_PROBLEM DESCRIPTION_
Your task is to transcribe all of the data below exactly, omitting the images.

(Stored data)
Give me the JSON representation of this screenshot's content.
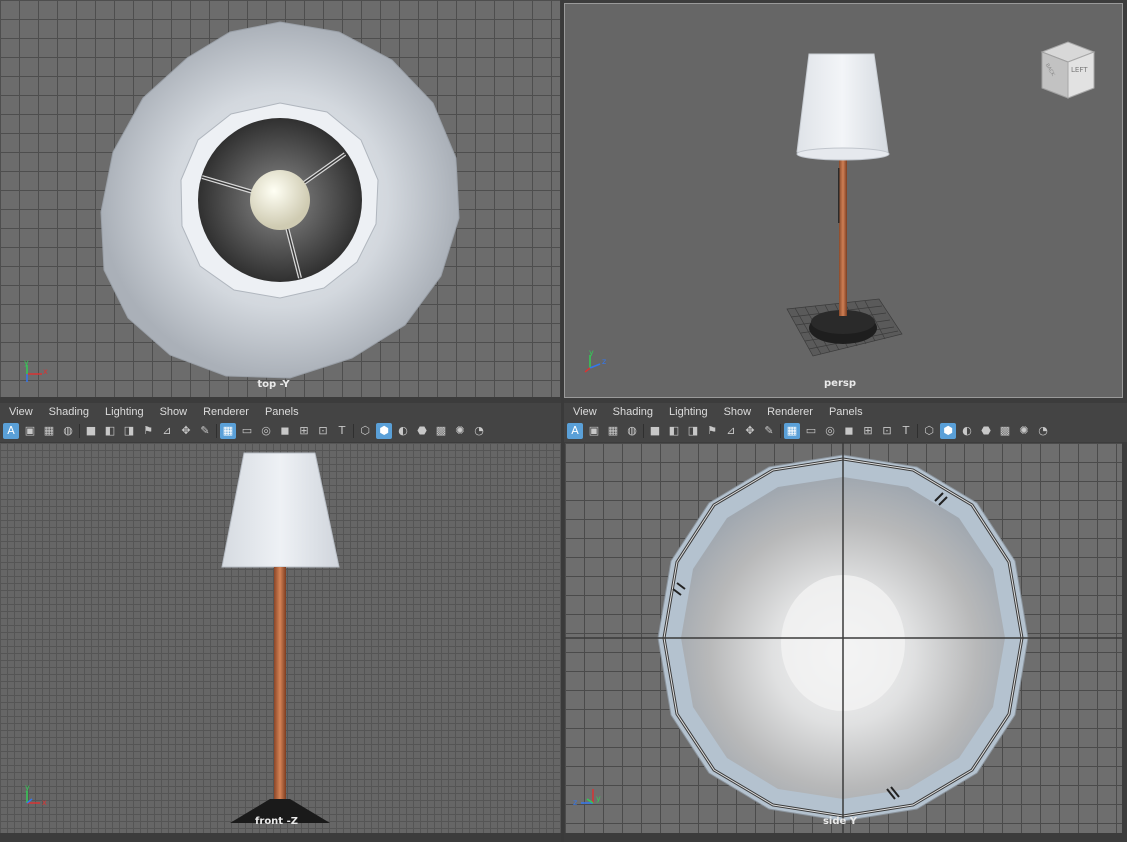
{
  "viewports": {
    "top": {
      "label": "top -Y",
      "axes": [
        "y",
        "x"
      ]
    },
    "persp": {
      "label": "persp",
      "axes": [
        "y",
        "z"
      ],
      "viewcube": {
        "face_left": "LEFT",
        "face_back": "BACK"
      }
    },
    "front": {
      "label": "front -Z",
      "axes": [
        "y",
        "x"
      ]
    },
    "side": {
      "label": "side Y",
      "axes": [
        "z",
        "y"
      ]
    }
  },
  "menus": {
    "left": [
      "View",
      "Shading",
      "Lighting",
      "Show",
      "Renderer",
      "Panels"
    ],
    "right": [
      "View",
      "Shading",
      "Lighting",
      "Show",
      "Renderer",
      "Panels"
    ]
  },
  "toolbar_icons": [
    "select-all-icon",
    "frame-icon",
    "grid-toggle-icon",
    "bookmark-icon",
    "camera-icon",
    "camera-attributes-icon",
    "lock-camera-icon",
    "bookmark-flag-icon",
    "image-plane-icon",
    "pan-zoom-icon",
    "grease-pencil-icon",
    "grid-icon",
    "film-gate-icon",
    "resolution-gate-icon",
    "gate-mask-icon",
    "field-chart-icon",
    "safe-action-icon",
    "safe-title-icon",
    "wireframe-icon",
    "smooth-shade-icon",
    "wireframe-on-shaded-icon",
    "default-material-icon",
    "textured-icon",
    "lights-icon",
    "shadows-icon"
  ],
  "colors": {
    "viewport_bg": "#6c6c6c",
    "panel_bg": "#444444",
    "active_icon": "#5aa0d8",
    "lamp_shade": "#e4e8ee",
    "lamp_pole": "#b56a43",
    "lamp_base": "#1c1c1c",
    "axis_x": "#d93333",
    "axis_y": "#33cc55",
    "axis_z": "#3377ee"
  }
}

_ANSWER TO THIS PROBLEM_
Give me the JSON representation of this screenshot's content.
{
  "viewports": {
    "top": {
      "label": "top -Y",
      "axes": [
        "y",
        "x"
      ]
    },
    "persp": {
      "label": "persp",
      "axes": [
        "y",
        "z"
      ],
      "viewcube": {
        "face_left": "LEFT",
        "face_back": "BACK"
      }
    },
    "front": {
      "label": "front -Z",
      "axes": [
        "y",
        "x"
      ]
    },
    "side": {
      "label": "side Y",
      "axes": [
        "z",
        "y"
      ]
    }
  },
  "menus": {
    "left": [
      "View",
      "Shading",
      "Lighting",
      "Show",
      "Renderer",
      "Panels"
    ],
    "right": [
      "View",
      "Shading",
      "Lighting",
      "Show",
      "Renderer",
      "Panels"
    ]
  },
  "toolbar_icons": [
    "select-all-icon",
    "frame-icon",
    "grid-toggle-icon",
    "bookmark-icon",
    "camera-icon",
    "camera-attributes-icon",
    "lock-camera-icon",
    "bookmark-flag-icon",
    "image-plane-icon",
    "pan-zoom-icon",
    "grease-pencil-icon",
    "grid-icon",
    "film-gate-icon",
    "resolution-gate-icon",
    "gate-mask-icon",
    "field-chart-icon",
    "safe-action-icon",
    "safe-title-icon",
    "wireframe-icon",
    "smooth-shade-icon",
    "wireframe-on-shaded-icon",
    "default-material-icon",
    "textured-icon",
    "lights-icon",
    "shadows-icon"
  ],
  "colors": {
    "viewport_bg": "#6c6c6c",
    "panel_bg": "#444444",
    "active_icon": "#5aa0d8",
    "lamp_shade": "#e4e8ee",
    "lamp_pole": "#b56a43",
    "lamp_base": "#1c1c1c",
    "axis_x": "#d93333",
    "axis_y": "#33cc55",
    "axis_z": "#3377ee"
  }
}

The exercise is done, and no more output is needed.